_TASK STATEMENT:_
In the data below, copy verbatim the stretch that opens with the line containing "Text: 0: 0 (260, 162, 267, 172)" and closes with the line containing "Bar (444, 196, 516, 201)". Include both of those lines and output nothing else.

......

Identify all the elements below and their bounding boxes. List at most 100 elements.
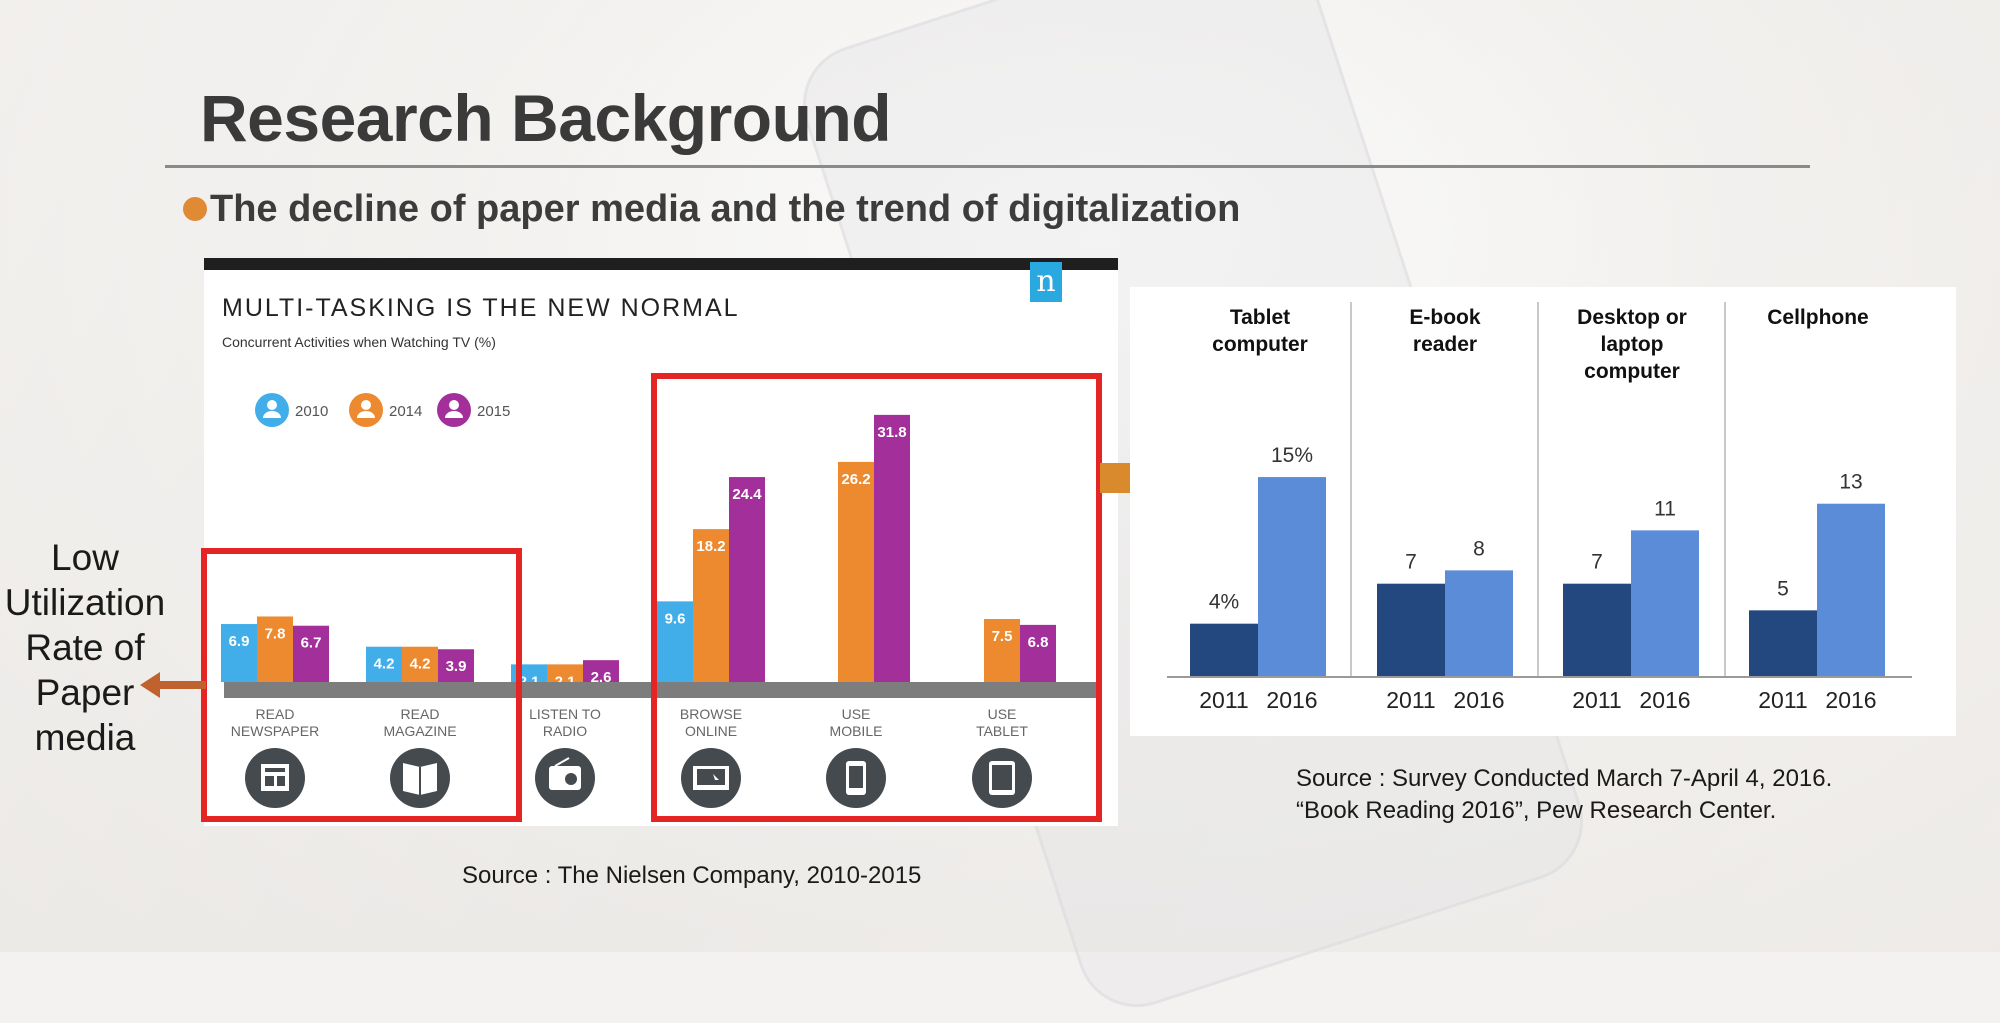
pew-chart-panel: Tablet computer 4% 15% 2011 2016 E-book reader 7…	[1130, 287, 1956, 736]
data-label: 6.8	[1028, 634, 1049, 651]
side-label-line: media	[34, 717, 136, 758]
data-label: 5	[1777, 577, 1789, 600]
person-body-icon	[263, 411, 281, 418]
chart-title: MULTI-TASKING IS THE NEW NORMAL	[222, 294, 740, 322]
x-tick-label: 2016	[1266, 687, 1317, 713]
data-label: 7	[1405, 551, 1417, 574]
bar	[1445, 570, 1513, 677]
magazine-page-left	[403, 763, 420, 795]
bar	[1020, 624, 1056, 682]
category-label: MOBILE	[830, 723, 883, 739]
x-tick-label: 2016	[1453, 687, 1504, 713]
legend-item: 2014	[349, 393, 422, 427]
person-head-icon	[267, 400, 277, 410]
data-label: 9.6	[665, 610, 686, 627]
category-label: TABLET	[976, 723, 1028, 739]
legend-label: 2015	[477, 403, 510, 420]
source-nielsen: Source : The Nielsen Company, 2010-2015	[462, 862, 922, 889]
newspaper-headline	[265, 768, 285, 772]
bar	[657, 601, 693, 682]
person-body-icon	[445, 411, 463, 418]
category-label: laptop	[1601, 333, 1664, 356]
category-label: NEWSPAPER	[231, 723, 319, 739]
category-label: LISTEN TO	[529, 706, 601, 722]
category-label: READ	[256, 706, 295, 722]
category-label: ONLINE	[685, 723, 737, 739]
data-label: 15%	[1271, 444, 1313, 467]
source-line: “Book Reading 2016”, Pew Research Center…	[1296, 797, 1777, 824]
slide-title: Research Background	[200, 81, 892, 155]
bar	[402, 646, 438, 682]
legend-label: 2014	[389, 403, 422, 420]
bar	[293, 625, 329, 682]
category-label: Cellphone	[1767, 306, 1869, 329]
legend-item: 2015	[437, 393, 510, 427]
bar	[729, 477, 765, 682]
category-label: READ	[401, 706, 440, 722]
data-label: 4.2	[410, 656, 431, 673]
data-label: 8	[1473, 537, 1485, 560]
slide-subtitle: The decline of paper media and the trend…	[210, 188, 1241, 230]
data-label: 4%	[1209, 591, 1239, 614]
left-arrow-icon	[140, 672, 206, 698]
data-label: 2.6	[591, 669, 612, 686]
bullet-icon	[183, 197, 207, 221]
radio-speaker	[565, 773, 577, 785]
laptop-icon	[681, 748, 741, 808]
person-head-icon	[449, 400, 459, 410]
chart-top-bar	[204, 258, 1118, 270]
data-label: 7.5	[992, 628, 1013, 645]
pew-bar-chart: Tablet computer 4% 15% 2011 2016 E-book reader 7…	[1167, 302, 1912, 713]
data-label: 4.2	[374, 656, 395, 673]
nielsen-chart-panel: n MULTI-TASKING IS THE NEW NORMAL Concur…	[204, 258, 1118, 826]
highlight-box-paper-media	[201, 548, 522, 822]
data-label: 6.9	[229, 633, 250, 650]
bar	[984, 619, 1020, 682]
x-tick-label: 2011	[1386, 687, 1435, 713]
x-tick-label: 2011	[1572, 687, 1621, 713]
magazine-page-right	[420, 763, 437, 795]
category-label: computer	[1584, 360, 1680, 383]
bar	[257, 616, 293, 682]
category-label: USE	[842, 706, 871, 722]
data-label: 6.7	[301, 635, 322, 652]
magazine-icon	[390, 748, 450, 808]
data-label: 7	[1591, 551, 1603, 574]
x-tick-label: 2016	[1639, 687, 1690, 713]
data-label: 7.8	[265, 625, 286, 642]
category-label: Tablet	[1230, 306, 1290, 329]
newspaper-column	[277, 776, 285, 786]
chart-subtitle: Concurrent Activities when Watching TV (…	[222, 334, 496, 350]
baseline-bar	[224, 682, 1098, 698]
category-label: MAGAZINE	[383, 723, 456, 739]
category-label: E-book	[1409, 306, 1480, 329]
bar	[693, 529, 729, 682]
x-tick-label: 2016	[1825, 687, 1876, 713]
data-label: 24.4	[732, 486, 762, 503]
bar	[366, 646, 402, 682]
side-label-line: Paper	[35, 672, 135, 713]
person-body-icon	[357, 411, 375, 418]
title-divider	[165, 165, 1810, 168]
data-label: 18.2	[696, 538, 725, 555]
newspaper-column	[265, 776, 274, 786]
mobile-phone-icon	[826, 748, 886, 808]
newspaper-icon	[245, 748, 305, 808]
data-label: 13	[1839, 471, 1862, 494]
source-line: Source : Survey Conducted March 7-April …	[1296, 765, 1833, 792]
bar	[583, 660, 619, 682]
phone-screen	[849, 766, 863, 788]
laptop-display	[697, 769, 725, 785]
bar	[1817, 503, 1885, 677]
category-label: Desktop or	[1577, 306, 1687, 329]
category-label: RADIO	[543, 723, 587, 739]
side-label-line: Rate of	[25, 627, 145, 668]
x-tick-label: 2011	[1199, 687, 1248, 713]
side-label-line: Low	[51, 537, 119, 578]
bar	[1749, 610, 1817, 677]
bar	[221, 624, 257, 682]
bar	[547, 664, 583, 682]
cursor-icon	[713, 774, 719, 780]
side-label-line: Utilization	[4, 582, 166, 623]
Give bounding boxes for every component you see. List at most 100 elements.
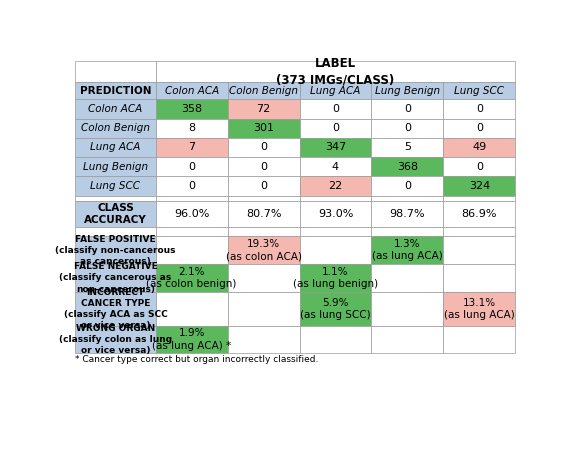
Text: 0: 0 (260, 162, 267, 172)
Bar (156, 157, 228, 176)
Bar (444, 82, 516, 99)
Bar (300, 138, 372, 157)
Text: 358: 358 (181, 104, 202, 114)
Text: 13.1%
(as lung ACA): 13.1% (as lung ACA) (444, 298, 515, 320)
Text: 0: 0 (188, 181, 195, 191)
Bar (156, 196, 228, 201)
Bar (228, 99, 300, 119)
Bar (228, 176, 300, 196)
Bar (444, 292, 516, 326)
Text: Lung SCC: Lung SCC (90, 181, 141, 191)
Bar (444, 157, 516, 176)
Bar (300, 326, 372, 353)
Bar (300, 264, 372, 292)
Text: 0: 0 (404, 181, 411, 191)
Bar (372, 264, 444, 292)
Text: 0: 0 (332, 104, 339, 114)
Bar (300, 99, 372, 119)
Bar (372, 176, 444, 196)
Bar (75, 264, 156, 292)
Bar (156, 82, 228, 99)
Bar (75, 237, 156, 264)
Bar (300, 227, 372, 237)
Bar (75, 176, 156, 196)
Text: 4: 4 (332, 162, 339, 172)
Bar (75, 292, 156, 326)
Bar (444, 138, 516, 157)
Text: 93.0%: 93.0% (318, 209, 353, 219)
Bar (228, 196, 300, 201)
Bar (300, 82, 372, 99)
Text: Colon Benign: Colon Benign (229, 86, 298, 96)
Text: WRONG ORGAN
(classify colon as lung
or vice versa): WRONG ORGAN (classify colon as lung or v… (59, 324, 172, 355)
Bar (444, 227, 516, 237)
Text: Lung ACA: Lung ACA (310, 86, 361, 96)
Bar (372, 157, 444, 176)
Text: Lung Benign: Lung Benign (375, 86, 440, 96)
Text: * Cancer type correct but organ incorrectly classified.: * Cancer type correct but organ incorrec… (75, 355, 319, 364)
Text: 0: 0 (404, 123, 411, 133)
Text: 72: 72 (256, 104, 271, 114)
Text: Lung SCC: Lung SCC (454, 86, 505, 96)
Bar (372, 138, 444, 157)
Text: 7: 7 (188, 142, 195, 152)
Bar (156, 326, 228, 353)
Bar (228, 292, 300, 326)
Bar (156, 201, 228, 227)
Bar (156, 264, 228, 292)
Text: 19.3%
(as colon ACA): 19.3% (as colon ACA) (226, 239, 302, 261)
Bar (228, 157, 300, 176)
Bar (444, 99, 516, 119)
Bar (372, 227, 444, 237)
Bar (372, 201, 444, 227)
Text: 0: 0 (476, 123, 483, 133)
Text: 324: 324 (469, 181, 490, 191)
Text: 2.1%
(as colon benign): 2.1% (as colon benign) (146, 267, 237, 289)
Bar (372, 326, 444, 353)
Text: 5.9%
(as lung SCC): 5.9% (as lung SCC) (300, 298, 371, 320)
Bar (444, 176, 516, 196)
Bar (300, 176, 372, 196)
Bar (444, 119, 516, 138)
Text: INCORRECT
CANCER TYPE
(classify ACA as SCC
or vice versa): INCORRECT CANCER TYPE (classify ACA as S… (63, 288, 167, 330)
Text: 80.7%: 80.7% (246, 209, 281, 219)
Text: 8: 8 (188, 123, 195, 133)
Bar (75, 157, 156, 176)
Text: 1.9%
(as lung ACA) *: 1.9% (as lung ACA) * (152, 328, 231, 351)
Bar (444, 196, 516, 201)
Text: 0: 0 (404, 104, 411, 114)
Text: 86.9%: 86.9% (461, 209, 497, 219)
Bar (228, 119, 300, 138)
Bar (300, 157, 372, 176)
Bar (372, 119, 444, 138)
Text: 5: 5 (404, 142, 411, 152)
Bar (156, 292, 228, 326)
Bar (228, 82, 300, 99)
Text: Lung ACA: Lung ACA (90, 142, 141, 152)
Text: 301: 301 (253, 123, 274, 133)
Bar (75, 61, 156, 82)
Bar (444, 201, 516, 227)
Text: 347: 347 (325, 142, 346, 152)
Bar (372, 82, 444, 99)
Text: FALSE POSITIVE
(classify non-cancerous
as cancerous): FALSE POSITIVE (classify non-cancerous a… (55, 235, 176, 266)
Text: 368: 368 (397, 162, 418, 172)
Bar (156, 119, 228, 138)
Text: 22: 22 (328, 181, 343, 191)
Bar (156, 99, 228, 119)
Text: 98.7%: 98.7% (389, 209, 425, 219)
Bar (300, 196, 372, 201)
Text: 0: 0 (188, 162, 195, 172)
Bar (156, 237, 228, 264)
Bar (372, 99, 444, 119)
Bar (156, 176, 228, 196)
Bar (75, 99, 156, 119)
Text: LABEL
(373 IMGs/CLASS): LABEL (373 IMGs/CLASS) (276, 57, 395, 86)
Bar (300, 237, 372, 264)
Text: 0: 0 (332, 123, 339, 133)
Bar (372, 292, 444, 326)
Bar (156, 61, 516, 82)
Text: 0: 0 (260, 142, 267, 152)
Text: 1.3%
(as lung ACA): 1.3% (as lung ACA) (372, 239, 443, 261)
Bar (228, 237, 300, 264)
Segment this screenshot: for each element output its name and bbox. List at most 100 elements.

......

_RESULT:_
Text: 0: 0 (260, 162, 267, 172)
Bar (156, 157, 228, 176)
Bar (444, 82, 516, 99)
Bar (300, 138, 372, 157)
Text: 358: 358 (181, 104, 202, 114)
Text: 13.1%
(as lung ACA): 13.1% (as lung ACA) (444, 298, 515, 320)
Text: 0: 0 (188, 181, 195, 191)
Bar (156, 196, 228, 201)
Bar (228, 99, 300, 119)
Bar (228, 176, 300, 196)
Bar (444, 292, 516, 326)
Text: Lung SCC: Lung SCC (90, 181, 141, 191)
Bar (444, 157, 516, 176)
Bar (300, 326, 372, 353)
Bar (300, 264, 372, 292)
Text: 0: 0 (404, 181, 411, 191)
Bar (372, 264, 444, 292)
Text: 0: 0 (332, 104, 339, 114)
Bar (300, 99, 372, 119)
Bar (372, 176, 444, 196)
Bar (75, 264, 156, 292)
Bar (156, 82, 228, 99)
Bar (75, 237, 156, 264)
Bar (300, 227, 372, 237)
Bar (75, 176, 156, 196)
Text: 4: 4 (332, 162, 339, 172)
Bar (75, 292, 156, 326)
Bar (444, 138, 516, 157)
Text: 93.0%: 93.0% (318, 209, 353, 219)
Bar (228, 196, 300, 201)
Bar (300, 82, 372, 99)
Text: Colon Benign: Colon Benign (229, 86, 298, 96)
Text: WRONG ORGAN
(classify colon as lung
or vice versa): WRONG ORGAN (classify colon as lung or v… (59, 324, 172, 355)
Bar (444, 227, 516, 237)
Text: Lung ACA: Lung ACA (310, 86, 361, 96)
Bar (372, 157, 444, 176)
Text: Lung Benign: Lung Benign (375, 86, 440, 96)
Text: * Cancer type correct but organ incorrectly classified.: * Cancer type correct but organ incorrec… (75, 355, 319, 364)
Text: 0: 0 (404, 123, 411, 133)
Text: 72: 72 (256, 104, 271, 114)
Text: Lung SCC: Lung SCC (454, 86, 505, 96)
Bar (372, 138, 444, 157)
Text: 7: 7 (188, 142, 195, 152)
Bar (156, 326, 228, 353)
Bar (228, 292, 300, 326)
Bar (156, 201, 228, 227)
Bar (156, 264, 228, 292)
Text: 19.3%
(as colon ACA): 19.3% (as colon ACA) (226, 239, 302, 261)
Bar (228, 157, 300, 176)
Bar (444, 99, 516, 119)
Bar (372, 227, 444, 237)
Bar (372, 201, 444, 227)
Text: 0: 0 (476, 123, 483, 133)
Text: 324: 324 (469, 181, 490, 191)
Text: 2.1%
(as colon benign): 2.1% (as colon benign) (146, 267, 237, 289)
Bar (372, 326, 444, 353)
Text: 5.9%
(as lung SCC): 5.9% (as lung SCC) (300, 298, 371, 320)
Bar (444, 176, 516, 196)
Bar (300, 176, 372, 196)
Bar (444, 119, 516, 138)
Text: INCORRECT
CANCER TYPE
(classify ACA as SCC
or vice versa): INCORRECT CANCER TYPE (classify ACA as S… (63, 288, 167, 330)
Text: 80.7%: 80.7% (246, 209, 281, 219)
Text: 8: 8 (188, 123, 195, 133)
Bar (75, 157, 156, 176)
Text: 1.9%
(as lung ACA) *: 1.9% (as lung ACA) * (152, 328, 231, 351)
Bar (444, 196, 516, 201)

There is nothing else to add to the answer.